## Goal:
Could you transcribe every record below exactly as written, leaving out any pictures?
* begin *
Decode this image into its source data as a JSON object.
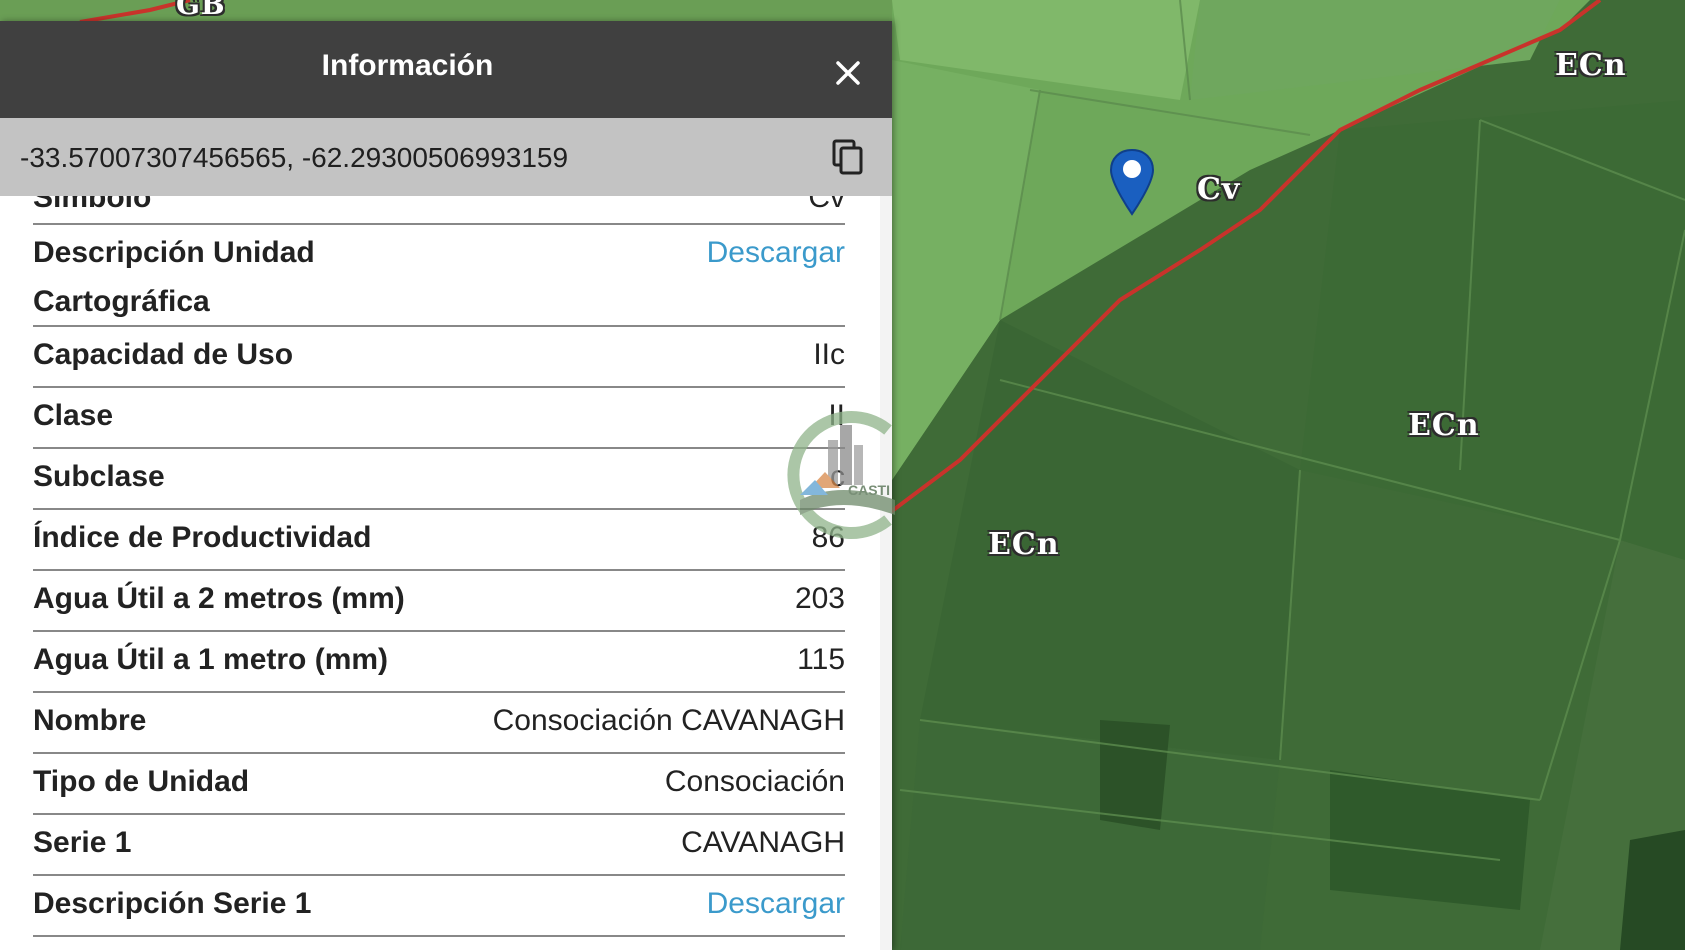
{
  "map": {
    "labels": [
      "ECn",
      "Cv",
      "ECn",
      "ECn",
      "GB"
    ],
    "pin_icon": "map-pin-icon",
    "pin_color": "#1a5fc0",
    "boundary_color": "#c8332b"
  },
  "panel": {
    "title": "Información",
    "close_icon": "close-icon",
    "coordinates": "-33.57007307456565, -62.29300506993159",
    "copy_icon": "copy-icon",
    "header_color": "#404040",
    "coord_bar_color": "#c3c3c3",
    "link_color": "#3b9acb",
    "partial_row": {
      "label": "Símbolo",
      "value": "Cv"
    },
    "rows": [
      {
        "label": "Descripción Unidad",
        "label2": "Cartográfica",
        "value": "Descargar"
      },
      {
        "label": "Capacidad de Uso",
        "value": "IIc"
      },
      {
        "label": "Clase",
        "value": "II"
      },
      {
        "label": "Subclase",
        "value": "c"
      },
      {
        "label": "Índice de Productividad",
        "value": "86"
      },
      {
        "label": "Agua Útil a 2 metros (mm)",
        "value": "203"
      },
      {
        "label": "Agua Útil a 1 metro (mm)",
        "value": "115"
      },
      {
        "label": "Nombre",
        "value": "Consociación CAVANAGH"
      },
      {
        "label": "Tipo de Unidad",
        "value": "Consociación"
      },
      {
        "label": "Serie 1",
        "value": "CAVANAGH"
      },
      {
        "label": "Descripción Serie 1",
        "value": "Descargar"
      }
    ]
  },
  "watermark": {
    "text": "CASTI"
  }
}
* end *
## Response for this exercise:
Decode this image into its source data as a JSON object.
{
  "map": {
    "labels": [
      "ECn",
      "Cv",
      "ECn",
      "ECn",
      "GB"
    ],
    "pin_icon": "map-pin-icon",
    "pin_color": "#1a5fc0",
    "boundary_color": "#c8332b"
  },
  "panel": {
    "title": "Información",
    "close_icon": "close-icon",
    "coordinates": "-33.57007307456565, -62.29300506993159",
    "copy_icon": "copy-icon",
    "header_color": "#404040",
    "coord_bar_color": "#c3c3c3",
    "link_color": "#3b9acb",
    "partial_row": {
      "label": "Símbolo",
      "value": "Cv"
    },
    "rows": [
      {
        "label": "Descripción Unidad",
        "label2": "Cartográfica",
        "value": "Descargar"
      },
      {
        "label": "Capacidad de Uso",
        "value": "IIc"
      },
      {
        "label": "Clase",
        "value": "II"
      },
      {
        "label": "Subclase",
        "value": "c"
      },
      {
        "label": "Índice de Productividad",
        "value": "86"
      },
      {
        "label": "Agua Útil a 2 metros (mm)",
        "value": "203"
      },
      {
        "label": "Agua Útil a 1 metro (mm)",
        "value": "115"
      },
      {
        "label": "Nombre",
        "value": "Consociación CAVANAGH"
      },
      {
        "label": "Tipo de Unidad",
        "value": "Consociación"
      },
      {
        "label": "Serie 1",
        "value": "CAVANAGH"
      },
      {
        "label": "Descripción Serie 1",
        "value": "Descargar"
      }
    ]
  },
  "watermark": {
    "text": "CASTI"
  }
}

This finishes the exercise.